» Records about charts and figures
>> begin
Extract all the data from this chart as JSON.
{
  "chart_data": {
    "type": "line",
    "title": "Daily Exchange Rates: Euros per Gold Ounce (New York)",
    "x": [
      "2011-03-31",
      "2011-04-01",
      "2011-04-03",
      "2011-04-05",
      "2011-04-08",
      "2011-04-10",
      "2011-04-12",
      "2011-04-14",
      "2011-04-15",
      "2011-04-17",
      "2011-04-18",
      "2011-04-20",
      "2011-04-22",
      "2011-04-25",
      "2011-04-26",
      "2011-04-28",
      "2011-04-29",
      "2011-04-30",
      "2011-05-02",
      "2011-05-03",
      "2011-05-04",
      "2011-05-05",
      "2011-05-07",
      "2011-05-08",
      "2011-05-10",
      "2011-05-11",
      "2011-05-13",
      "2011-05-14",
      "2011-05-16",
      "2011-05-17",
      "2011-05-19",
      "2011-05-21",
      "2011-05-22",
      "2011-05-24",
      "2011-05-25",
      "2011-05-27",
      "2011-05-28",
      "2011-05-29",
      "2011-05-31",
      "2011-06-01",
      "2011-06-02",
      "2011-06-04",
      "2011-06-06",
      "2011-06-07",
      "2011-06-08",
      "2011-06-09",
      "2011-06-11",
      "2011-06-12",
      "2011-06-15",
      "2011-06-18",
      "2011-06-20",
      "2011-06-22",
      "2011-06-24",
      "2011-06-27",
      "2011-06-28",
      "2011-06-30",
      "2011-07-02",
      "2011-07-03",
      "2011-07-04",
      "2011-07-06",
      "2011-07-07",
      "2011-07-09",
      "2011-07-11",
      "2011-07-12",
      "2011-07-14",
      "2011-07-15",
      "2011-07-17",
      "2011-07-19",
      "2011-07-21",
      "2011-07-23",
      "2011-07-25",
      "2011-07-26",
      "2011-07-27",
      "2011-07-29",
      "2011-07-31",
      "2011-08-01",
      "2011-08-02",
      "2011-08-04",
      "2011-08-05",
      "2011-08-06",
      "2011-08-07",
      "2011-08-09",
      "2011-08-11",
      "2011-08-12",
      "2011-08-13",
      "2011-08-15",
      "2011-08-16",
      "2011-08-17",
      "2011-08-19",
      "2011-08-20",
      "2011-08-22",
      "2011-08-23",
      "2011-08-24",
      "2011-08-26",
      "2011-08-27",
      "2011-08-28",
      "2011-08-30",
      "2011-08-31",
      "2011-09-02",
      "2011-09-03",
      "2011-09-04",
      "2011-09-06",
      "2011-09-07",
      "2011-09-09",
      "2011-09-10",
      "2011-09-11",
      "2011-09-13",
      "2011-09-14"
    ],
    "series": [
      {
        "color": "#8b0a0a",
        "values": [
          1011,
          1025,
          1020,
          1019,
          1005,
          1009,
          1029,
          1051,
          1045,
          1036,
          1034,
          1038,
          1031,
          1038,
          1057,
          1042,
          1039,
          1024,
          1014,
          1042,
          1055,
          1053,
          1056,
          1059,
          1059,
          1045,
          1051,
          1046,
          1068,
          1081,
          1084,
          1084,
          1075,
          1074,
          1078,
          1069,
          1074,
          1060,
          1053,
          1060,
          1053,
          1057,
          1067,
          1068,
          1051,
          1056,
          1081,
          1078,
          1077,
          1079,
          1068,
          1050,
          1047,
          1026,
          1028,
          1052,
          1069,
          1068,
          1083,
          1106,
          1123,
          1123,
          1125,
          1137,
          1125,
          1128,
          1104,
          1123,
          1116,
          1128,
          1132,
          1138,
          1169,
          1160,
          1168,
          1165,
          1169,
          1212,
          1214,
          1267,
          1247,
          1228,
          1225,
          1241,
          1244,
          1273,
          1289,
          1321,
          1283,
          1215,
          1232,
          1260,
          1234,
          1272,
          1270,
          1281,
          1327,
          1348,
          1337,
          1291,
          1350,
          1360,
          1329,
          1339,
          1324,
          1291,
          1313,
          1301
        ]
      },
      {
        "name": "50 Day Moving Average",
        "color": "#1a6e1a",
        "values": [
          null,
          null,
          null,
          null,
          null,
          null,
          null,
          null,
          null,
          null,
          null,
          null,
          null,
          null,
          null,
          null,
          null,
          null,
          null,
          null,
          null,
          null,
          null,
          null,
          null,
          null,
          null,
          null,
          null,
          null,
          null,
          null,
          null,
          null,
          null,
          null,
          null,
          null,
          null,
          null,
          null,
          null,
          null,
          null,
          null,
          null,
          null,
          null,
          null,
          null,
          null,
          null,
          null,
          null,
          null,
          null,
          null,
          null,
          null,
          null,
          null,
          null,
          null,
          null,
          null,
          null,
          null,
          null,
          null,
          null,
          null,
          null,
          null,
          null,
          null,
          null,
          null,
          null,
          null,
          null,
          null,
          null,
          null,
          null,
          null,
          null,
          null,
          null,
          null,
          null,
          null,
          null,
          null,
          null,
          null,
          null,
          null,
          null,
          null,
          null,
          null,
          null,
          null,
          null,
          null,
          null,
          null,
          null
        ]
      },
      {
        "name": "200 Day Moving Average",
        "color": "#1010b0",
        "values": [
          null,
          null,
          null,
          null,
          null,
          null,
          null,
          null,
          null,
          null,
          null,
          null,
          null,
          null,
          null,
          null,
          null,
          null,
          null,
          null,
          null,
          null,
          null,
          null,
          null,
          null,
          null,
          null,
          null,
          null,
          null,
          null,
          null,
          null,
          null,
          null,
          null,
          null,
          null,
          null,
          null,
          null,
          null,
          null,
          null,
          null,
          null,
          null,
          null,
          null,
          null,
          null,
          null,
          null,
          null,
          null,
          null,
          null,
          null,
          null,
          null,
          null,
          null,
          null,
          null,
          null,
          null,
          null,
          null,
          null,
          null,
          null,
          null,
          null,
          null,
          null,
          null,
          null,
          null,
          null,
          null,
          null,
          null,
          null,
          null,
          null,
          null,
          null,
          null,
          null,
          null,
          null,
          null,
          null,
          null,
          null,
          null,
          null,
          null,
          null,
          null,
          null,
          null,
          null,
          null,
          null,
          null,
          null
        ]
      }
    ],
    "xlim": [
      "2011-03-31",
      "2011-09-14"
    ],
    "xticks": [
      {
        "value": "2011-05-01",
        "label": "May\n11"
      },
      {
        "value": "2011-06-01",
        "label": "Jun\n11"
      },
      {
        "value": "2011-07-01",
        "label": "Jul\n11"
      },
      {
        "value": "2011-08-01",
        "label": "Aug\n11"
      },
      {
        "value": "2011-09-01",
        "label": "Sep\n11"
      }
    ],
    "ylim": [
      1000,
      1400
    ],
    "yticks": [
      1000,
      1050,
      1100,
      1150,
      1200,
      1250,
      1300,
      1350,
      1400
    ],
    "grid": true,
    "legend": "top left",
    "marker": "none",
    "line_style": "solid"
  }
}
>> end
Isolate each line of the listing above that includes "label". Copy it.

        "label": "May\n11"
        "label": "Jun\n11"
        "label": "Jul\n11"
        "label": "Aug\n11"
        "label": "Sep\n11"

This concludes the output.